>> Start Information given
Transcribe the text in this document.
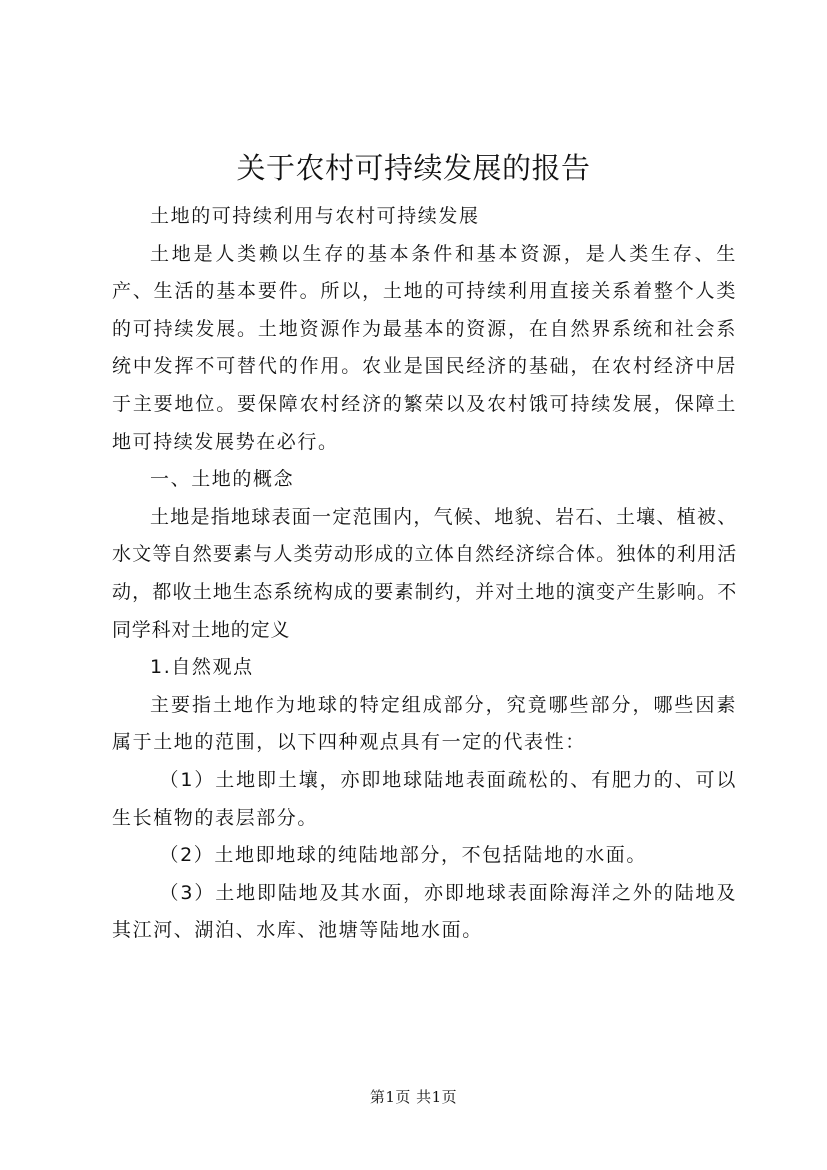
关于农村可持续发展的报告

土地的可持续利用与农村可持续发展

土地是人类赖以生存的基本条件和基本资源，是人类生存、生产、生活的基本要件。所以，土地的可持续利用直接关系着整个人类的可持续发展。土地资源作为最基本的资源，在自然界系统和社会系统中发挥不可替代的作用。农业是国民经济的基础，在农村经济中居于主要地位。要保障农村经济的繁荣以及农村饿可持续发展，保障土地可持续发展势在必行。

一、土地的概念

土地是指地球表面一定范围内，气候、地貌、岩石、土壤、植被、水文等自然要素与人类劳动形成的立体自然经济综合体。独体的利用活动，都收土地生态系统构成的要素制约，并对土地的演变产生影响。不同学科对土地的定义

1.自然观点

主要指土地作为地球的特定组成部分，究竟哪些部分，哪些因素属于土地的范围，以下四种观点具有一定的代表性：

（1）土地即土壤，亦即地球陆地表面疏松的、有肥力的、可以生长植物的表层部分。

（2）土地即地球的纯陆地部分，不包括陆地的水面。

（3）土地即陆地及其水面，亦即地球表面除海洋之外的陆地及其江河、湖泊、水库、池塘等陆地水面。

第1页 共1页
>> End Information given
▸ **Prompt**
Make an exact copy of every entry above, minus the images.

▸ **Complete response**
Transcribe the text in this document.
关于农村可持续发展的报告

土地的可持续利用与农村可持续发展

土地是人类赖以生存的基本条件和基本资源，是人类生存、生产、生活的基本要件。所以，土地的可持续利用直接关系着整个人类的可持续发展。土地资源作为最基本的资源，在自然界系统和社会系统中发挥不可替代的作用。农业是国民经济的基础，在农村经济中居于主要地位。要保障农村经济的繁荣以及农村饿可持续发展，保障土地可持续发展势在必行。

一、土地的概念

土地是指地球表面一定范围内，气候、地貌、岩石、土壤、植被、水文等自然要素与人类劳动形成的立体自然经济综合体。独体的利用活动，都收土地生态系统构成的要素制约，并对土地的演变产生影响。不同学科对土地的定义

1.自然观点

主要指土地作为地球的特定组成部分，究竟哪些部分，哪些因素属于土地的范围，以下四种观点具有一定的代表性：

（1）土地即土壤，亦即地球陆地表面疏松的、有肥力的、可以生长植物的表层部分。

（2）土地即地球的纯陆地部分，不包括陆地的水面。

（3）土地即陆地及其水面，亦即地球表面除海洋之外的陆地及其江河、湖泊、水库、池塘等陆地水面。

第1页 共1页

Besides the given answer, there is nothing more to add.